→ **Data lines**
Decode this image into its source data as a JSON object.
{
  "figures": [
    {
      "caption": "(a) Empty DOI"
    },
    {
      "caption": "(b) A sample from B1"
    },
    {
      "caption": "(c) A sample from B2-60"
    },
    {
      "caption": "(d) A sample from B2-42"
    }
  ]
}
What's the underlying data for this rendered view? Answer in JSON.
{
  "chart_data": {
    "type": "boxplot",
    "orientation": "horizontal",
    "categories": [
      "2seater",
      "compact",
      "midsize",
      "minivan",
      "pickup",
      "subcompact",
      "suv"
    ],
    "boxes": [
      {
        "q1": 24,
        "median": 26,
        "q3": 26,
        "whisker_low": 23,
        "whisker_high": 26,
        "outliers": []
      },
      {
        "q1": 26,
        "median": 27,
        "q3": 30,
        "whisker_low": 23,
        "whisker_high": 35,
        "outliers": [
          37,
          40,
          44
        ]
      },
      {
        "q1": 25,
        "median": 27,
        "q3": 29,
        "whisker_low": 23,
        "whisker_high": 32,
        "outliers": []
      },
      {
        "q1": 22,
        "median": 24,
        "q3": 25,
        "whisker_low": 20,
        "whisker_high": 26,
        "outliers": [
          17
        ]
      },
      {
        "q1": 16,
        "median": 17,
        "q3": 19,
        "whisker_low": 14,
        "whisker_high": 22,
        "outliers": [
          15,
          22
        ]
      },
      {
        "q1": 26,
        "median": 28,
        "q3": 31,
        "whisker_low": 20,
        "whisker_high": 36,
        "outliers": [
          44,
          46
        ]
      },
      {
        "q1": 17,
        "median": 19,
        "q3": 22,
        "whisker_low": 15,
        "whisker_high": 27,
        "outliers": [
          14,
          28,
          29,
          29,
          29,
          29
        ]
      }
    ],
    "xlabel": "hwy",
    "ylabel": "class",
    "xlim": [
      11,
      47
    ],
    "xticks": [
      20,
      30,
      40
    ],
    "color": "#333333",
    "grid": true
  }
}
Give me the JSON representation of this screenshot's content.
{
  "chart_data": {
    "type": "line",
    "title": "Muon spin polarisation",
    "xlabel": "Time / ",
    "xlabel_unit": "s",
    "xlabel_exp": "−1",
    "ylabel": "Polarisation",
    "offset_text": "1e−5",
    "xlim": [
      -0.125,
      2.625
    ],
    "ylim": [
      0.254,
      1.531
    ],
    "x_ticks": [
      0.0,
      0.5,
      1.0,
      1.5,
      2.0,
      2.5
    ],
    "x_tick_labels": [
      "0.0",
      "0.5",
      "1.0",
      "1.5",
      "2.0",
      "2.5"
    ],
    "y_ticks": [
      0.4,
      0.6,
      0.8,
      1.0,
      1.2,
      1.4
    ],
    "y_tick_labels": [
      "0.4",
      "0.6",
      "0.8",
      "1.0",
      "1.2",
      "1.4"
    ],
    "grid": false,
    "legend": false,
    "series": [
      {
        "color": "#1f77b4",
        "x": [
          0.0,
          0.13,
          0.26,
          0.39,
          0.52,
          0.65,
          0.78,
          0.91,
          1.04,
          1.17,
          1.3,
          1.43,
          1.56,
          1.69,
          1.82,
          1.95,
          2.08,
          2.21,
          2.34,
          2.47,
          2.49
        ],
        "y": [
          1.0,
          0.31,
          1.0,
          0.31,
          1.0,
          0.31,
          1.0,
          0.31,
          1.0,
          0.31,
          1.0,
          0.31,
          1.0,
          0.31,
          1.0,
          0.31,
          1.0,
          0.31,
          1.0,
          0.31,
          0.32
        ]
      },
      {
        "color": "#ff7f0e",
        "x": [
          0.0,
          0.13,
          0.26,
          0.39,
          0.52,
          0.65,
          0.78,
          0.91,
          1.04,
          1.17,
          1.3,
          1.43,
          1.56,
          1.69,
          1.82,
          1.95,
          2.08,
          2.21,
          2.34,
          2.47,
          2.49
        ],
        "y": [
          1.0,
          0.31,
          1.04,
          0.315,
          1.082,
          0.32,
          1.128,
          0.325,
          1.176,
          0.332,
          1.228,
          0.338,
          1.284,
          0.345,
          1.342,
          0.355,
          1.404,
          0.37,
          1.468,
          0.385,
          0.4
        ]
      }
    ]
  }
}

→ **Written problem**
Make a verbatim copy of every entry shown above.

→ **Result**
Decode this image into its source data as a JSON object.
{
  "figures": [
    {
      "caption": "(a) Empty DOI"
    },
    {
      "caption": "(b) A sample from B1"
    },
    {
      "caption": "(c) A sample from B2-60"
    },
    {
      "caption": "(d) A sample from B2-42"
    }
  ]
}
What's the underlying data for this rendered view? Answer in JSON.
{
  "chart_data": {
    "type": "boxplot",
    "orientation": "horizontal",
    "categories": [
      "2seater",
      "compact",
      "midsize",
      "minivan",
      "pickup",
      "subcompact",
      "suv"
    ],
    "boxes": [
      {
        "q1": 24,
        "median": 26,
        "q3": 26,
        "whisker_low": 23,
        "whisker_high": 26,
        "outliers": []
      },
      {
        "q1": 26,
        "median": 27,
        "q3": 30,
        "whisker_low": 23,
        "whisker_high": 35,
        "outliers": [
          37,
          40,
          44
        ]
      },
      {
        "q1": 25,
        "median": 27,
        "q3": 29,
        "whisker_low": 23,
        "whisker_high": 32,
        "outliers": []
      },
      {
        "q1": 22,
        "median": 24,
        "q3": 25,
        "whisker_low": 20,
        "whisker_high": 26,
        "outliers": [
          17
        ]
      },
      {
        "q1": 16,
        "median": 17,
        "q3": 19,
        "whisker_low": 14,
        "whisker_high": 22,
        "outliers": [
          15,
          22
        ]
      },
      {
        "q1": 26,
        "median": 28,
        "q3": 31,
        "whisker_low": 20,
        "whisker_high": 36,
        "outliers": [
          44,
          46
        ]
      },
      {
        "q1": 17,
        "median": 19,
        "q3": 22,
        "whisker_low": 15,
        "whisker_high": 27,
        "outliers": [
          14,
          28,
          29,
          29,
          29,
          29
        ]
      }
    ],
    "xlabel": "hwy",
    "ylabel": "class",
    "xlim": [
      11,
      47
    ],
    "xticks": [
      20,
      30,
      40
    ],
    "color": "#333333",
    "grid": true
  }
}
Give me the JSON representation of this screenshot's content.
{
  "chart_data": {
    "type": "line",
    "title": "Muon spin polarisation",
    "xlabel": "Time / ",
    "xlabel_unit": "s",
    "xlabel_exp": "−1",
    "ylabel": "Polarisation",
    "offset_text": "1e−5",
    "xlim": [
      -0.125,
      2.625
    ],
    "ylim": [
      0.254,
      1.531
    ],
    "x_ticks": [
      0.0,
      0.5,
      1.0,
      1.5,
      2.0,
      2.5
    ],
    "x_tick_labels": [
      "0.0",
      "0.5",
      "1.0",
      "1.5",
      "2.0",
      "2.5"
    ],
    "y_ticks": [
      0.4,
      0.6,
      0.8,
      1.0,
      1.2,
      1.4
    ],
    "y_tick_labels": [
      "0.4",
      "0.6",
      "0.8",
      "1.0",
      "1.2",
      "1.4"
    ],
    "grid": false,
    "legend": false,
    "series": [
      {
        "color": "#1f77b4",
        "x": [
          0.0,
          0.13,
          0.26,
          0.39,
          0.52,
          0.65,
          0.78,
          0.91,
          1.04,
          1.17,
          1.3,
          1.43,
          1.56,
          1.69,
          1.82,
          1.95,
          2.08,
          2.21,
          2.34,
          2.47,
          2.49
        ],
        "y": [
          1.0,
          0.31,
          1.0,
          0.31,
          1.0,
          0.31,
          1.0,
          0.31,
          1.0,
          0.31,
          1.0,
          0.31,
          1.0,
          0.31,
          1.0,
          0.31,
          1.0,
          0.31,
          1.0,
          0.31,
          0.32
        ]
      },
      {
        "color": "#ff7f0e",
        "x": [
          0.0,
          0.13,
          0.26,
          0.39,
          0.52,
          0.65,
          0.78,
          0.91,
          1.04,
          1.17,
          1.3,
          1.43,
          1.56,
          1.69,
          1.82,
          1.95,
          2.08,
          2.21,
          2.34,
          2.47,
          2.49
        ],
        "y": [
          1.0,
          0.31,
          1.04,
          0.315,
          1.082,
          0.32,
          1.128,
          0.325,
          1.176,
          0.332,
          1.228,
          0.338,
          1.284,
          0.345,
          1.342,
          0.355,
          1.404,
          0.37,
          1.468,
          0.385,
          0.4
        ]
      }
    ]
  }
}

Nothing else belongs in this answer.